++++ DATASET ++++
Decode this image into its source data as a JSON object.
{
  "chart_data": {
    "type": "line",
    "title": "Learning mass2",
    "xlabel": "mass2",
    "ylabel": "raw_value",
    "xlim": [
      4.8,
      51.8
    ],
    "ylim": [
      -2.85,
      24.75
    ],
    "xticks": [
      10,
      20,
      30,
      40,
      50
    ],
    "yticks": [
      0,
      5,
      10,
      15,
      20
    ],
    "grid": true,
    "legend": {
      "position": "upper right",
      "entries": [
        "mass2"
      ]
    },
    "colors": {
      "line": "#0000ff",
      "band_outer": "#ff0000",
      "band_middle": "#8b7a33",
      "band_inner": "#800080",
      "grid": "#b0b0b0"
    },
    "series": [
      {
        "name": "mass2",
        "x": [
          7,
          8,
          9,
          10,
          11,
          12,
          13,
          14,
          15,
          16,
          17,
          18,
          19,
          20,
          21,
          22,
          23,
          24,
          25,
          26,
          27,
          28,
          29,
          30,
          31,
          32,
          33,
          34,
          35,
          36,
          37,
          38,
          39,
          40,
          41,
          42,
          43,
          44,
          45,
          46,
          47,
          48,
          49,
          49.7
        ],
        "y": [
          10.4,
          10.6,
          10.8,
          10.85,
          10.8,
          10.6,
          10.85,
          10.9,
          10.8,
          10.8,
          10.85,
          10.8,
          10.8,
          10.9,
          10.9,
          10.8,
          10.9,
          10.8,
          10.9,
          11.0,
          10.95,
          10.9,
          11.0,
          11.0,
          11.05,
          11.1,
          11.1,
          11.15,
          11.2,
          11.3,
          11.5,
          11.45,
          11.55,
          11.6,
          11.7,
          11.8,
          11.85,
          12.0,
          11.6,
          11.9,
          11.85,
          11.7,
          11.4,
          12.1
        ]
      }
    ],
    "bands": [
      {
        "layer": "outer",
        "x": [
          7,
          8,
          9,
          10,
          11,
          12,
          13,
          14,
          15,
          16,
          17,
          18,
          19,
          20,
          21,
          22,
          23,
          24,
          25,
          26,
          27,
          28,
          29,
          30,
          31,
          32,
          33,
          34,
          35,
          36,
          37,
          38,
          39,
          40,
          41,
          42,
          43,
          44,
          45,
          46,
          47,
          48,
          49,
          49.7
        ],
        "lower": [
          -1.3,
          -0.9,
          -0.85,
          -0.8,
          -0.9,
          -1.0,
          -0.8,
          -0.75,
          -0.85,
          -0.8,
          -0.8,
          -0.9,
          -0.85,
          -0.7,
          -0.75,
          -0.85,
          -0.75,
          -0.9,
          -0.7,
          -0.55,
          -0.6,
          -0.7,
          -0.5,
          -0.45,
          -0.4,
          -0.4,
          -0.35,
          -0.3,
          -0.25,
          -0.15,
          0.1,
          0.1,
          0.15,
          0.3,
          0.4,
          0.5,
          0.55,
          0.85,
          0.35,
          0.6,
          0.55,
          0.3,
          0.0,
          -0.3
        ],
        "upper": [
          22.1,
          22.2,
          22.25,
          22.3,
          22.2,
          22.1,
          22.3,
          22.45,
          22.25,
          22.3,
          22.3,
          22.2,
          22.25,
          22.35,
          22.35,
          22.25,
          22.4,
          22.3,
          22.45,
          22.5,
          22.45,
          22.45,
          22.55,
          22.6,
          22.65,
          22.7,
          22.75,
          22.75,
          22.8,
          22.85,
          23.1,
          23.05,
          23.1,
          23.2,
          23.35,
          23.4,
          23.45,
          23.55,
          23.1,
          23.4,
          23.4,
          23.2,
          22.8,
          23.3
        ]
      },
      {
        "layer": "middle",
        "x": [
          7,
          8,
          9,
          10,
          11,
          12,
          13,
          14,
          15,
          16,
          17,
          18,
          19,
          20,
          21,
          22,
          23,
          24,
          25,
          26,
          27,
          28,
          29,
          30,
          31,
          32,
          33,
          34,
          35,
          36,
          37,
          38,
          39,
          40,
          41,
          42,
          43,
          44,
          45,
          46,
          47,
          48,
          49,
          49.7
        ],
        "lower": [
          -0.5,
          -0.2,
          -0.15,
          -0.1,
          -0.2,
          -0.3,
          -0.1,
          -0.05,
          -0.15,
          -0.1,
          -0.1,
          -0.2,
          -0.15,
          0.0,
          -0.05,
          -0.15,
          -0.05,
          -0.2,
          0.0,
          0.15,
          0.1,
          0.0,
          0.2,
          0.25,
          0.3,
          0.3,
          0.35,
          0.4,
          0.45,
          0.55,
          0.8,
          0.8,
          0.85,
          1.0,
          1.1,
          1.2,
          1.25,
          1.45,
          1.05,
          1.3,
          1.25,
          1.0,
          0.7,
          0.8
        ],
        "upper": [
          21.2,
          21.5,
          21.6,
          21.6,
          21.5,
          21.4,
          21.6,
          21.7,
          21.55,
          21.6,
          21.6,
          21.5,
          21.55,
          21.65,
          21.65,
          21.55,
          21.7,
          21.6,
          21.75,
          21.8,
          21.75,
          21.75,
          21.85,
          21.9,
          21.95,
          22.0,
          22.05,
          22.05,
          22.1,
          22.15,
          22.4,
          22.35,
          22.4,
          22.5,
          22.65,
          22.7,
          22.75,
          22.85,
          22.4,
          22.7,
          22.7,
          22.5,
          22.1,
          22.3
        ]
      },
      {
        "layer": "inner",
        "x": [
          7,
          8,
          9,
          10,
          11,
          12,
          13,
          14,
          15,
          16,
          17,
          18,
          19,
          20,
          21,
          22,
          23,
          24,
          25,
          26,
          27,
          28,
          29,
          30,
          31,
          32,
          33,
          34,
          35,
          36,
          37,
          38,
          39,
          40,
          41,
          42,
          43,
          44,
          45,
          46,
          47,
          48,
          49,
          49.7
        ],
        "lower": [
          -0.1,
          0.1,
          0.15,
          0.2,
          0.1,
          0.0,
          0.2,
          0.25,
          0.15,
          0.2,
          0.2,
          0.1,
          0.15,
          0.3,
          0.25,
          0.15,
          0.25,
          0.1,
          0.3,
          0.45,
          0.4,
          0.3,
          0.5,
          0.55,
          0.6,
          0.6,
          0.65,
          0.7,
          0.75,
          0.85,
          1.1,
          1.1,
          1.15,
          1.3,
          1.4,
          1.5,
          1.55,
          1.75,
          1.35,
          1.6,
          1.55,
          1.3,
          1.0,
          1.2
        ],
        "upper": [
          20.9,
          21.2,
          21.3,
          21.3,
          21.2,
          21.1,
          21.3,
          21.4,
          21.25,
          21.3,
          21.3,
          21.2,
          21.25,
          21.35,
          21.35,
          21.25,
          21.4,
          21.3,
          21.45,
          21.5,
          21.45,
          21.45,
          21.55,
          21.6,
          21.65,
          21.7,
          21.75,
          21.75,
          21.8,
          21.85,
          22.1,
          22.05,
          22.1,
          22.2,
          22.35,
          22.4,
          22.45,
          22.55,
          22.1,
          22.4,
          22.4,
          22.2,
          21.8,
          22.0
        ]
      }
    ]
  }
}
++++
YOUR INSTRUCTIONS: Show every line of the listing in which the string "layer" can be found.

TASK OUTPUT:
        "layer": "outer",
        "layer": "middle",
        "layer": "inner",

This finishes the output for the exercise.